Collected data
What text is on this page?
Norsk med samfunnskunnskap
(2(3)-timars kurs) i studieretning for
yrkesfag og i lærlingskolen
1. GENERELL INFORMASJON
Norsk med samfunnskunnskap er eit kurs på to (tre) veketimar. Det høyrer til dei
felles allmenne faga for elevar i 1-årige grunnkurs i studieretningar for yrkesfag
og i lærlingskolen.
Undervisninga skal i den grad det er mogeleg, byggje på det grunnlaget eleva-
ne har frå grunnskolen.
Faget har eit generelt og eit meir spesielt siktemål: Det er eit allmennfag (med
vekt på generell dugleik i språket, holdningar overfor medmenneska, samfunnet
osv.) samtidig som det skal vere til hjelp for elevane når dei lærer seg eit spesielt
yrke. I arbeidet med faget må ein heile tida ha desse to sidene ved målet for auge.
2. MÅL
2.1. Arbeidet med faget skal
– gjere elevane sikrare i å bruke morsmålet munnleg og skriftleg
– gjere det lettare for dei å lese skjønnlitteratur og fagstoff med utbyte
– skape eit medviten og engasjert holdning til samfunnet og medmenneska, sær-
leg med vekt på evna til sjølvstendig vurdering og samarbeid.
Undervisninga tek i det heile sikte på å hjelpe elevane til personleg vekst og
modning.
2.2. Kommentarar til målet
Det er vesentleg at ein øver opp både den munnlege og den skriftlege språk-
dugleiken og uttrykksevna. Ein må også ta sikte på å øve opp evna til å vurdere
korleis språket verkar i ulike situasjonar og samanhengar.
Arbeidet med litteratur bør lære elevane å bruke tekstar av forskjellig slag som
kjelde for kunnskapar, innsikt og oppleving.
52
==
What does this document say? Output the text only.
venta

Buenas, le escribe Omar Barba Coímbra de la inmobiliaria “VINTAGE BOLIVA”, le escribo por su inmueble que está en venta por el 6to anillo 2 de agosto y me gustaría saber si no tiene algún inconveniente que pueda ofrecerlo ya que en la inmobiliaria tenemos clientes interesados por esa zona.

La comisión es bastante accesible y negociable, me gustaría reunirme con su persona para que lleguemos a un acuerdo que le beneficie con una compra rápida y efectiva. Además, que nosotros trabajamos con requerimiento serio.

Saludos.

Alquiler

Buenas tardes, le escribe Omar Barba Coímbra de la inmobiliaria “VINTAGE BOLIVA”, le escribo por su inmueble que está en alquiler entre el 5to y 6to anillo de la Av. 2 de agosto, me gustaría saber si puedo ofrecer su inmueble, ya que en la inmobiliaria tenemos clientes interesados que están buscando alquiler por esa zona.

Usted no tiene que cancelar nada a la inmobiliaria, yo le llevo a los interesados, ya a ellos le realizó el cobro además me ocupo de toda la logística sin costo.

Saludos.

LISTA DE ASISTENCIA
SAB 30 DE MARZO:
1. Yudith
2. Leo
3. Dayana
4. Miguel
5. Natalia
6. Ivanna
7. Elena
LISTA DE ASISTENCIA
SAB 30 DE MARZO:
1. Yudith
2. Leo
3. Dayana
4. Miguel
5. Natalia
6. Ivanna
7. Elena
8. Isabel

## [Exercise]
Copy out each line of the listing that holds "samfunnet".

## [Result]
vekt på generell dugleik i språket, holdningar overfor medmenneska, samfunnet
– skape eit medviten og engasjert holdning til samfunnet og medmenneska, sær-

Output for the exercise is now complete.